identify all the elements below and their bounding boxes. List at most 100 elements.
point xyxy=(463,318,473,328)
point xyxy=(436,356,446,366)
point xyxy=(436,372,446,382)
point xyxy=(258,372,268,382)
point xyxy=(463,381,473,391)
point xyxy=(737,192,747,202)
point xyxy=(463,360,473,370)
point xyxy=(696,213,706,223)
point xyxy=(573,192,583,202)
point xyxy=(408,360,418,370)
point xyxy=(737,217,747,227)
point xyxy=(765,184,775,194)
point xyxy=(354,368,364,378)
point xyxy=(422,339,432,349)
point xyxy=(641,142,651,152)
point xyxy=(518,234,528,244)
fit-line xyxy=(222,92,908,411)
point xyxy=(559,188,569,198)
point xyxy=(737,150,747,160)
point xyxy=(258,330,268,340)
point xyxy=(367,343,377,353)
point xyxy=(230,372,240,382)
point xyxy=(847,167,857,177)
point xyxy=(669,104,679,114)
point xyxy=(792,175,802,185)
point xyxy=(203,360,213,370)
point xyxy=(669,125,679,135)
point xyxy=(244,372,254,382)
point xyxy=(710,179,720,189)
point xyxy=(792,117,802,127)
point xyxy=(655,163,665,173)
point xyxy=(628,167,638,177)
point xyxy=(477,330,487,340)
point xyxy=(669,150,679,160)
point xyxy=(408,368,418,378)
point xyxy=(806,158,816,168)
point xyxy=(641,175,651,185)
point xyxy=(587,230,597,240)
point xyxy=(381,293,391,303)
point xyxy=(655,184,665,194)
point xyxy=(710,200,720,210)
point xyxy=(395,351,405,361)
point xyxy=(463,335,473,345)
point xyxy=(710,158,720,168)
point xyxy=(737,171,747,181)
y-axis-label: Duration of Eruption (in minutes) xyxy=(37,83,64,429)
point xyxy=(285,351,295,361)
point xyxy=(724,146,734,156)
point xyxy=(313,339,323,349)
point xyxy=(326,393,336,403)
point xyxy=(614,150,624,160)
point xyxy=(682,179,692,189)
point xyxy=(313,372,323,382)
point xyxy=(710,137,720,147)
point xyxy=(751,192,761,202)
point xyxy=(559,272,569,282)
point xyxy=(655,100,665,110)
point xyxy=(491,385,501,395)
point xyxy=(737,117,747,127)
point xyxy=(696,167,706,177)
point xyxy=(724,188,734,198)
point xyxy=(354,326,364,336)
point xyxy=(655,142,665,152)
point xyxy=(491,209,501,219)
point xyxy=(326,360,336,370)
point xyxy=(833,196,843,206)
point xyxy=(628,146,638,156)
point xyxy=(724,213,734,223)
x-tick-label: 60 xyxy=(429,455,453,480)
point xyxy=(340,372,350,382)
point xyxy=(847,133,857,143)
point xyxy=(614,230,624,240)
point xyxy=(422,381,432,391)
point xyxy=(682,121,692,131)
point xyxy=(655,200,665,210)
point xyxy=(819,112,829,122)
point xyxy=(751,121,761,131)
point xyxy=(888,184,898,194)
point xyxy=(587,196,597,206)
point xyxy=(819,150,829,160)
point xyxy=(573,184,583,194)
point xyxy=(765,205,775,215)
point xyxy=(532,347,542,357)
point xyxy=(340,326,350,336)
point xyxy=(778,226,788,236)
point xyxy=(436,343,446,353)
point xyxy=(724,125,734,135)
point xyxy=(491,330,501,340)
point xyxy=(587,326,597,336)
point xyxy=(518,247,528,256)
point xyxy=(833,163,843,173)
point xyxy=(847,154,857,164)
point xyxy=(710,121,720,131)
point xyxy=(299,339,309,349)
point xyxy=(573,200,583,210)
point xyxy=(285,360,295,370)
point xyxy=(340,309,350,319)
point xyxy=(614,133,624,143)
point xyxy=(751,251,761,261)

═══

Please give back every line of the records above, unchanged and in the same order.

identify all the elements below and their bounding boxes. List at most 100 elements.
point xyxy=(463,318,473,328)
point xyxy=(436,356,446,366)
point xyxy=(436,372,446,382)
point xyxy=(258,372,268,382)
point xyxy=(463,381,473,391)
point xyxy=(737,192,747,202)
point xyxy=(463,360,473,370)
point xyxy=(696,213,706,223)
point xyxy=(573,192,583,202)
point xyxy=(408,360,418,370)
point xyxy=(737,217,747,227)
point xyxy=(765,184,775,194)
point xyxy=(354,368,364,378)
point xyxy=(422,339,432,349)
point xyxy=(641,142,651,152)
point xyxy=(518,234,528,244)
fit-line xyxy=(222,92,908,411)
point xyxy=(559,188,569,198)
point xyxy=(737,150,747,160)
point xyxy=(258,330,268,340)
point xyxy=(367,343,377,353)
point xyxy=(230,372,240,382)
point xyxy=(847,167,857,177)
point xyxy=(669,104,679,114)
point xyxy=(792,175,802,185)
point xyxy=(203,360,213,370)
point xyxy=(669,125,679,135)
point xyxy=(244,372,254,382)
point xyxy=(710,179,720,189)
point xyxy=(792,117,802,127)
point xyxy=(655,163,665,173)
point xyxy=(628,167,638,177)
point xyxy=(477,330,487,340)
point xyxy=(669,150,679,160)
point xyxy=(408,368,418,378)
point xyxy=(806,158,816,168)
point xyxy=(641,175,651,185)
point xyxy=(587,230,597,240)
point xyxy=(381,293,391,303)
point xyxy=(655,184,665,194)
point xyxy=(710,200,720,210)
point xyxy=(395,351,405,361)
point xyxy=(463,335,473,345)
point xyxy=(710,158,720,168)
point xyxy=(737,171,747,181)
y-axis-label: Duration of Eruption (in minutes) xyxy=(37,83,64,429)
point xyxy=(285,351,295,361)
point xyxy=(724,146,734,156)
point xyxy=(313,339,323,349)
point xyxy=(326,393,336,403)
point xyxy=(614,150,624,160)
point xyxy=(682,179,692,189)
point xyxy=(313,372,323,382)
point xyxy=(710,137,720,147)
point xyxy=(751,192,761,202)
point xyxy=(559,272,569,282)
point xyxy=(655,100,665,110)
point xyxy=(491,385,501,395)
point xyxy=(737,117,747,127)
point xyxy=(696,167,706,177)
point xyxy=(724,188,734,198)
point xyxy=(354,326,364,336)
point xyxy=(655,142,665,152)
point xyxy=(491,209,501,219)
point xyxy=(326,360,336,370)
point xyxy=(833,196,843,206)
point xyxy=(628,146,638,156)
point xyxy=(724,213,734,223)
x-tick-label: 60 xyxy=(429,455,453,480)
point xyxy=(340,372,350,382)
point xyxy=(847,133,857,143)
point xyxy=(614,230,624,240)
point xyxy=(422,381,432,391)
point xyxy=(682,121,692,131)
point xyxy=(655,200,665,210)
point xyxy=(819,112,829,122)
point xyxy=(751,121,761,131)
point xyxy=(888,184,898,194)
point xyxy=(587,196,597,206)
point xyxy=(819,150,829,160)
point xyxy=(573,184,583,194)
point xyxy=(765,205,775,215)
point xyxy=(532,347,542,357)
point xyxy=(340,326,350,336)
point xyxy=(778,226,788,236)
point xyxy=(436,343,446,353)
point xyxy=(724,125,734,135)
point xyxy=(491,330,501,340)
point xyxy=(587,326,597,336)
point xyxy=(518,247,528,256)
point xyxy=(833,163,843,173)
point xyxy=(847,154,857,164)
point xyxy=(710,121,720,131)
point xyxy=(299,339,309,349)
point xyxy=(573,200,583,210)
point xyxy=(285,360,295,370)
point xyxy=(340,309,350,319)
point xyxy=(614,133,624,143)
point xyxy=(751,251,761,261)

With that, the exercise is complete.